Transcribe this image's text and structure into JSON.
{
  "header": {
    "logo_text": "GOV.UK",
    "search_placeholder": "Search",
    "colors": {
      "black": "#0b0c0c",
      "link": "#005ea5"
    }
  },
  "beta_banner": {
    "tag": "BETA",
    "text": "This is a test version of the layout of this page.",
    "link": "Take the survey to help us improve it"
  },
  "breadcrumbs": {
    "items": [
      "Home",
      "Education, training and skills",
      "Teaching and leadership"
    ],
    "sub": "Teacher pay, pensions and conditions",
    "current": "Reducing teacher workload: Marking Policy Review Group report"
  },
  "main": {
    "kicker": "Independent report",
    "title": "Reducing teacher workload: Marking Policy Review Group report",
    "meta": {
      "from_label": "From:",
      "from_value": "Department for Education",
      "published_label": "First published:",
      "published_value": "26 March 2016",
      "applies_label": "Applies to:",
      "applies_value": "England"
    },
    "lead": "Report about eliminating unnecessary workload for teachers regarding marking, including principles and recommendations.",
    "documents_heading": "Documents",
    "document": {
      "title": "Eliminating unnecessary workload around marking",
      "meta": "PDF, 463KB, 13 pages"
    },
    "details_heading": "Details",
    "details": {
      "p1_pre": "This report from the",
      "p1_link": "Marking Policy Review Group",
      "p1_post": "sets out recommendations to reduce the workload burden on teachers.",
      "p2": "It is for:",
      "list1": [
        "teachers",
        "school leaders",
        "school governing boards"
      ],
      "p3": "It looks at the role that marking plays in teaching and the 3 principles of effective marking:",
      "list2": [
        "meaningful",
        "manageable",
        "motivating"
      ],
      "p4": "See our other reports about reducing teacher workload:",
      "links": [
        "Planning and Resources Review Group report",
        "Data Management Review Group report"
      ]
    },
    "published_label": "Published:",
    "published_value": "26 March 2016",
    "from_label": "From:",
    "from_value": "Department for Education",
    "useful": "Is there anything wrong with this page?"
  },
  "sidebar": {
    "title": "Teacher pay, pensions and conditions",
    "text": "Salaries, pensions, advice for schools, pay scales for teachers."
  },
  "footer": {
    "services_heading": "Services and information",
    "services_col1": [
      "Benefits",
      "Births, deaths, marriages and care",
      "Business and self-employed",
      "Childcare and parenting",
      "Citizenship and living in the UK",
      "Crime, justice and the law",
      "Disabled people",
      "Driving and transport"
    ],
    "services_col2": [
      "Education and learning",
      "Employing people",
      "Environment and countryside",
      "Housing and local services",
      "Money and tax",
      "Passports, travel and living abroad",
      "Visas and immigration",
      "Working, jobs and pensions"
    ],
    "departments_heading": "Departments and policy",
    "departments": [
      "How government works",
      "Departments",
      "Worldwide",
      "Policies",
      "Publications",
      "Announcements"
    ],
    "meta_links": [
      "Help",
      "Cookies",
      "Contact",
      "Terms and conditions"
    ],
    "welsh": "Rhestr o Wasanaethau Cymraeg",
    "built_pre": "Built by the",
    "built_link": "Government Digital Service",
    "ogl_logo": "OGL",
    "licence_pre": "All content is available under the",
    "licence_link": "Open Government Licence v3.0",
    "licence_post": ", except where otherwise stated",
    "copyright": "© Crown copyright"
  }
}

### SHORT TASK
Write out every entry word for word.

### FINAL RESULT
Transcribe this image's text and structure into JSON.
{
  "header": {
    "logo_text": "GOV.UK",
    "search_placeholder": "Search",
    "colors": {
      "black": "#0b0c0c",
      "link": "#005ea5"
    }
  },
  "beta_banner": {
    "tag": "BETA",
    "text": "This is a test version of the layout of this page.",
    "link": "Take the survey to help us improve it"
  },
  "breadcrumbs": {
    "items": [
      "Home",
      "Education, training and skills",
      "Teaching and leadership"
    ],
    "sub": "Teacher pay, pensions and conditions",
    "current": "Reducing teacher workload: Marking Policy Review Group report"
  },
  "main": {
    "kicker": "Independent report",
    "title": "Reducing teacher workload: Marking Policy Review Group report",
    "meta": {
      "from_label": "From:",
      "from_value": "Department for Education",
      "published_label": "First published:",
      "published_value": "26 March 2016",
      "applies_label": "Applies to:",
      "applies_value": "England"
    },
    "lead": "Report about eliminating unnecessary workload for teachers regarding marking, including principles and recommendations.",
    "documents_heading": "Documents",
    "document": {
      "title": "Eliminating unnecessary workload around marking",
      "meta": "PDF, 463KB, 13 pages"
    },
    "details_heading": "Details",
    "details": {
      "p1_pre": "This report from the",
      "p1_link": "Marking Policy Review Group",
      "p1_post": "sets out recommendations to reduce the workload burden on teachers.",
      "p2": "It is for:",
      "list1": [
        "teachers",
        "school leaders",
        "school governing boards"
      ],
      "p3": "It looks at the role that marking plays in teaching and the 3 principles of effective marking:",
      "list2": [
        "meaningful",
        "manageable",
        "motivating"
      ],
      "p4": "See our other reports about reducing teacher workload:",
      "links": [
        "Planning and Resources Review Group report",
        "Data Management Review Group report"
      ]
    },
    "published_label": "Published:",
    "published_value": "26 March 2016",
    "from_label": "From:",
    "from_value": "Department for Education",
    "useful": "Is there anything wrong with this page?"
  },
  "sidebar": {
    "title": "Teacher pay, pensions and conditions",
    "text": "Salaries, pensions, advice for schools, pay scales for teachers."
  },
  "footer": {
    "services_heading": "Services and information",
    "services_col1": [
      "Benefits",
      "Births, deaths, marriages and care",
      "Business and self-employed",
      "Childcare and parenting",
      "Citizenship and living in the UK",
      "Crime, justice and the law",
      "Disabled people",
      "Driving and transport"
    ],
    "services_col2": [
      "Education and learning",
      "Employing people",
      "Environment and countryside",
      "Housing and local services",
      "Money and tax",
      "Passports, travel and living abroad",
      "Visas and immigration",
      "Working, jobs and pensions"
    ],
    "departments_heading": "Departments and policy",
    "departments": [
      "How government works",
      "Departments",
      "Worldwide",
      "Policies",
      "Publications",
      "Announcements"
    ],
    "meta_links": [
      "Help",
      "Cookies",
      "Contact",
      "Terms and conditions"
    ],
    "welsh": "Rhestr o Wasanaethau Cymraeg",
    "built_pre": "Built by the",
    "built_link": "Government Digital Service",
    "ogl_logo": "OGL",
    "licence_pre": "All content is available under the",
    "licence_link": "Open Government Licence v3.0",
    "licence_post": ", except where otherwise stated",
    "copyright": "© Crown copyright"
  }
}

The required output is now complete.